Retype the complete listing exactly as it appears.

** Start MATERIAL PROVIDED **

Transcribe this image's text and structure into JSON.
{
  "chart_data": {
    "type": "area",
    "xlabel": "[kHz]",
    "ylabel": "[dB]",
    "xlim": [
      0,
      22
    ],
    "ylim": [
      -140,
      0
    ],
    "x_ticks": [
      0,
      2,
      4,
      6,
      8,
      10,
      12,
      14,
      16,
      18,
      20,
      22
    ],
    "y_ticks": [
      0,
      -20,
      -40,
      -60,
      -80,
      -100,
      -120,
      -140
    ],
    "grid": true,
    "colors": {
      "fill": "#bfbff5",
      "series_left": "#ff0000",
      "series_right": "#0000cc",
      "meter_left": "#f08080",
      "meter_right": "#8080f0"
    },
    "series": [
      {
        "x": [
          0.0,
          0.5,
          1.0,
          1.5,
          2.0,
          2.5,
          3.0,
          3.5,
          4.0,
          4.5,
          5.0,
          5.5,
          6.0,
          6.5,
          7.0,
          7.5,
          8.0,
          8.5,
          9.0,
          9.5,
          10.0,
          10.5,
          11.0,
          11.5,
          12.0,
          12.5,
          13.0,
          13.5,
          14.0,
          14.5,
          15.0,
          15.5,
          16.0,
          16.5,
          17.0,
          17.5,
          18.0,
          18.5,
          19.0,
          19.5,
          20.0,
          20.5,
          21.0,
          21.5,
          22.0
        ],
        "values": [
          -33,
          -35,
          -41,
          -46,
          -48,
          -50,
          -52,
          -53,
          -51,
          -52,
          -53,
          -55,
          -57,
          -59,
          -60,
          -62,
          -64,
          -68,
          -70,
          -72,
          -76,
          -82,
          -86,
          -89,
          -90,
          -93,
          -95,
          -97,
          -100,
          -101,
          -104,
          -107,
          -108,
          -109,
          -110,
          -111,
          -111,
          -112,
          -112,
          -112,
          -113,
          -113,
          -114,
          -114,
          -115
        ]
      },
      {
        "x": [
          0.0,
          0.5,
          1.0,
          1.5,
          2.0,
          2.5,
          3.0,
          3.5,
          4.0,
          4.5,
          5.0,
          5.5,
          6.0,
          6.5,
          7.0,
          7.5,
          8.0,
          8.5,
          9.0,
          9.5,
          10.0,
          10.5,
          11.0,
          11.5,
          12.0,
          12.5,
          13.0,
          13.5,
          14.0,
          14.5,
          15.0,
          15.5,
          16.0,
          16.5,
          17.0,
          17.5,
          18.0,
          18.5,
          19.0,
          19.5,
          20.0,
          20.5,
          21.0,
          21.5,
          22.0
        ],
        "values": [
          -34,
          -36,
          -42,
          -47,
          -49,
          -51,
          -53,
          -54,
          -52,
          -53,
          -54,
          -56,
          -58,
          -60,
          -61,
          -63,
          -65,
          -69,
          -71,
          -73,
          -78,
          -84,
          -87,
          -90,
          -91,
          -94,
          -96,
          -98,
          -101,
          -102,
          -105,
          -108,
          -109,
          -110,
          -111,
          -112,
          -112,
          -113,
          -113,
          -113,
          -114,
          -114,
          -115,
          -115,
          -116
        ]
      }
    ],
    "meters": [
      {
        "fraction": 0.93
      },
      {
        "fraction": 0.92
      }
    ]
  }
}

** End MATERIAL PROVIDED **

# WRITTEN RESPONSE
Transcribe this image's text and structure into JSON.
{
  "chart_data": {
    "type": "area",
    "xlabel": "[kHz]",
    "ylabel": "[dB]",
    "xlim": [
      0,
      22
    ],
    "ylim": [
      -140,
      0
    ],
    "x_ticks": [
      0,
      2,
      4,
      6,
      8,
      10,
      12,
      14,
      16,
      18,
      20,
      22
    ],
    "y_ticks": [
      0,
      -20,
      -40,
      -60,
      -80,
      -100,
      -120,
      -140
    ],
    "grid": true,
    "colors": {
      "fill": "#bfbff5",
      "series_left": "#ff0000",
      "series_right": "#0000cc",
      "meter_left": "#f08080",
      "meter_right": "#8080f0"
    },
    "series": [
      {
        "x": [
          0.0,
          0.5,
          1.0,
          1.5,
          2.0,
          2.5,
          3.0,
          3.5,
          4.0,
          4.5,
          5.0,
          5.5,
          6.0,
          6.5,
          7.0,
          7.5,
          8.0,
          8.5,
          9.0,
          9.5,
          10.0,
          10.5,
          11.0,
          11.5,
          12.0,
          12.5,
          13.0,
          13.5,
          14.0,
          14.5,
          15.0,
          15.5,
          16.0,
          16.5,
          17.0,
          17.5,
          18.0,
          18.5,
          19.0,
          19.5,
          20.0,
          20.5,
          21.0,
          21.5,
          22.0
        ],
        "values": [
          -33,
          -35,
          -41,
          -46,
          -48,
          -50,
          -52,
          -53,
          -51,
          -52,
          -53,
          -55,
          -57,
          -59,
          -60,
          -62,
          -64,
          -68,
          -70,
          -72,
          -76,
          -82,
          -86,
          -89,
          -90,
          -93,
          -95,
          -97,
          -100,
          -101,
          -104,
          -107,
          -108,
          -109,
          -110,
          -111,
          -111,
          -112,
          -112,
          -112,
          -113,
          -113,
          -114,
          -114,
          -115
        ]
      },
      {
        "x": [
          0.0,
          0.5,
          1.0,
          1.5,
          2.0,
          2.5,
          3.0,
          3.5,
          4.0,
          4.5,
          5.0,
          5.5,
          6.0,
          6.5,
          7.0,
          7.5,
          8.0,
          8.5,
          9.0,
          9.5,
          10.0,
          10.5,
          11.0,
          11.5,
          12.0,
          12.5,
          13.0,
          13.5,
          14.0,
          14.5,
          15.0,
          15.5,
          16.0,
          16.5,
          17.0,
          17.5,
          18.0,
          18.5,
          19.0,
          19.5,
          20.0,
          20.5,
          21.0,
          21.5,
          22.0
        ],
        "values": [
          -34,
          -36,
          -42,
          -47,
          -49,
          -51,
          -53,
          -54,
          -52,
          -53,
          -54,
          -56,
          -58,
          -60,
          -61,
          -63,
          -65,
          -69,
          -71,
          -73,
          -78,
          -84,
          -87,
          -90,
          -91,
          -94,
          -96,
          -98,
          -101,
          -102,
          -105,
          -108,
          -109,
          -110,
          -111,
          -112,
          -112,
          -113,
          -113,
          -113,
          -114,
          -114,
          -115,
          -115,
          -116
        ]
      }
    ],
    "meters": [
      {
        "fraction": 0.93
      },
      {
        "fraction": 0.92
      }
    ]
  }
}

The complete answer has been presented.